(Dataset rows about figures)
####
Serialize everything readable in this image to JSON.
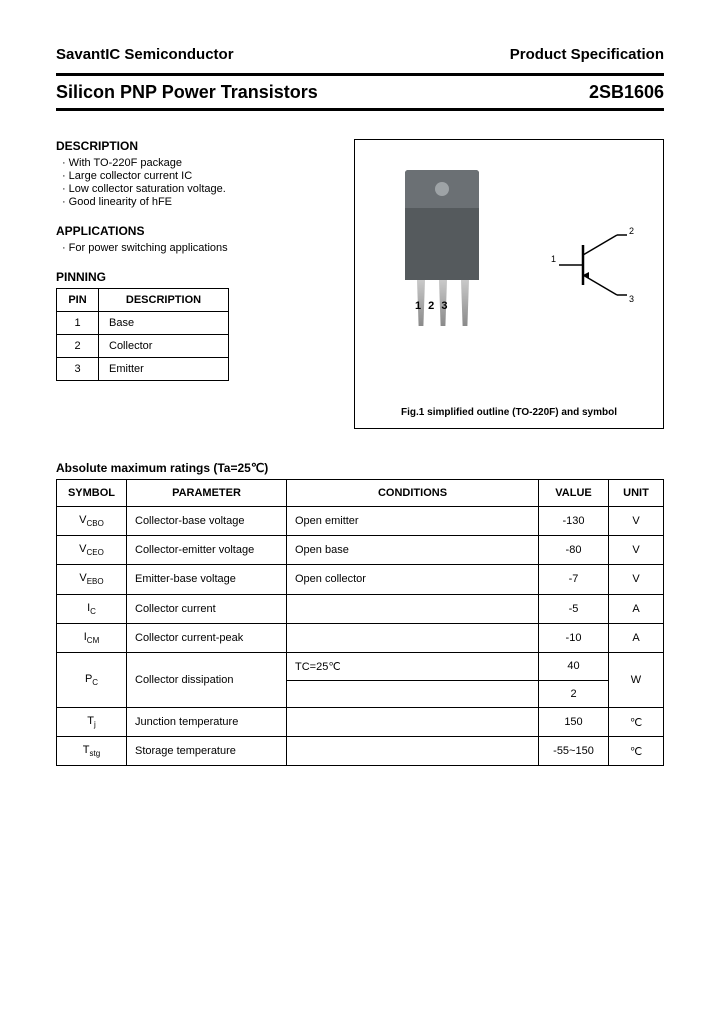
{
  "header": {
    "company": "SavantIC Semiconductor",
    "spec": "Product Specification"
  },
  "title": {
    "left": "Silicon PNP Power Transistors",
    "right": "2SB1606"
  },
  "description": {
    "heading": "DESCRIPTION",
    "items": [
      "With TO-220F package",
      "Large collector current IC",
      "Low collector saturation voltage.",
      "Good linearity of hFE"
    ]
  },
  "applications": {
    "heading": "APPLICATIONS",
    "items": [
      "For power switching applications"
    ]
  },
  "pinning": {
    "heading": "PINNING",
    "columns": [
      "PIN",
      "DESCRIPTION"
    ],
    "rows": [
      {
        "pin": "1",
        "desc": "Base"
      },
      {
        "pin": "2",
        "desc": "Collector"
      },
      {
        "pin": "3",
        "desc": "Emitter"
      }
    ]
  },
  "figure": {
    "pins_label": "1 2 3",
    "caption": "Fig.1 simplified outline (TO-220F) and symbol",
    "symbol_labels": {
      "base": "1",
      "collector": "2",
      "emitter": "3"
    }
  },
  "ratings": {
    "heading": "Absolute maximum ratings (Ta=25℃)",
    "columns": [
      "SYMBOL",
      "PARAMETER",
      "CONDITIONS",
      "VALUE",
      "UNIT"
    ],
    "rows": [
      {
        "sym": "V",
        "sub": "CBO",
        "par": "Collector-base voltage",
        "cond": "Open emitter",
        "val": "-130",
        "unit": "V"
      },
      {
        "sym": "V",
        "sub": "CEO",
        "par": "Collector-emitter voltage",
        "cond": "Open base",
        "val": "-80",
        "unit": "V"
      },
      {
        "sym": "V",
        "sub": "EBO",
        "par": "Emitter-base voltage",
        "cond": "Open collector",
        "val": "-7",
        "unit": "V"
      },
      {
        "sym": "I",
        "sub": "C",
        "par": "Collector current",
        "cond": "",
        "val": "-5",
        "unit": "A"
      },
      {
        "sym": "I",
        "sub": "CM",
        "par": "Collector current-peak",
        "cond": "",
        "val": "-10",
        "unit": "A"
      },
      {
        "sym": "P",
        "sub": "C",
        "par": "Collector dissipation",
        "cond": "TC=25℃",
        "val": "40",
        "unit": "W",
        "rowspan_par": 2,
        "rowspan_unit": 2
      },
      {
        "sym": "",
        "sub": "",
        "par": "",
        "cond": "",
        "val": "2",
        "unit": "",
        "merged": true
      },
      {
        "sym": "T",
        "sub": "j",
        "par": "Junction temperature",
        "cond": "",
        "val": "150",
        "unit": "℃"
      },
      {
        "sym": "T",
        "sub": "stg",
        "par": "Storage temperature",
        "cond": "",
        "val": "-55~150",
        "unit": "℃"
      }
    ]
  },
  "colors": {
    "text": "#000000",
    "rule": "#000000",
    "pkg_body": "#555a5d",
    "pkg_top": "#6b7074"
  }
}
####
* Given exercise: Exclude the images, then output the data above word for word.

* The solution:
Serialize everything readable in this image to JSON.
{
  "header": {
    "company": "SavantIC Semiconductor",
    "spec": "Product Specification"
  },
  "title": {
    "left": "Silicon PNP Power Transistors",
    "right": "2SB1606"
  },
  "description": {
    "heading": "DESCRIPTION",
    "items": [
      "With TO-220F package",
      "Large collector current IC",
      "Low collector saturation voltage.",
      "Good linearity of hFE"
    ]
  },
  "applications": {
    "heading": "APPLICATIONS",
    "items": [
      "For power switching applications"
    ]
  },
  "pinning": {
    "heading": "PINNING",
    "columns": [
      "PIN",
      "DESCRIPTION"
    ],
    "rows": [
      {
        "pin": "1",
        "desc": "Base"
      },
      {
        "pin": "2",
        "desc": "Collector"
      },
      {
        "pin": "3",
        "desc": "Emitter"
      }
    ]
  },
  "figure": {
    "pins_label": "1 2 3",
    "caption": "Fig.1 simplified outline (TO-220F) and symbol",
    "symbol_labels": {
      "base": "1",
      "collector": "2",
      "emitter": "3"
    }
  },
  "ratings": {
    "heading": "Absolute maximum ratings (Ta=25℃)",
    "columns": [
      "SYMBOL",
      "PARAMETER",
      "CONDITIONS",
      "VALUE",
      "UNIT"
    ],
    "rows": [
      {
        "sym": "V",
        "sub": "CBO",
        "par": "Collector-base voltage",
        "cond": "Open emitter",
        "val": "-130",
        "unit": "V"
      },
      {
        "sym": "V",
        "sub": "CEO",
        "par": "Collector-emitter voltage",
        "cond": "Open base",
        "val": "-80",
        "unit": "V"
      },
      {
        "sym": "V",
        "sub": "EBO",
        "par": "Emitter-base voltage",
        "cond": "Open collector",
        "val": "-7",
        "unit": "V"
      },
      {
        "sym": "I",
        "sub": "C",
        "par": "Collector current",
        "cond": "",
        "val": "-5",
        "unit": "A"
      },
      {
        "sym": "I",
        "sub": "CM",
        "par": "Collector current-peak",
        "cond": "",
        "val": "-10",
        "unit": "A"
      },
      {
        "sym": "P",
        "sub": "C",
        "par": "Collector dissipation",
        "cond": "TC=25℃",
        "val": "40",
        "unit": "W",
        "rowspan_par": 2,
        "rowspan_unit": 2
      },
      {
        "sym": "",
        "sub": "",
        "par": "",
        "cond": "",
        "val": "2",
        "unit": "",
        "merged": true
      },
      {
        "sym": "T",
        "sub": "j",
        "par": "Junction temperature",
        "cond": "",
        "val": "150",
        "unit": "℃"
      },
      {
        "sym": "T",
        "sub": "stg",
        "par": "Storage temperature",
        "cond": "",
        "val": "-55~150",
        "unit": "℃"
      }
    ]
  },
  "colors": {
    "text": "#000000",
    "rule": "#000000",
    "pkg_body": "#555a5d",
    "pkg_top": "#6b7074"
  }
}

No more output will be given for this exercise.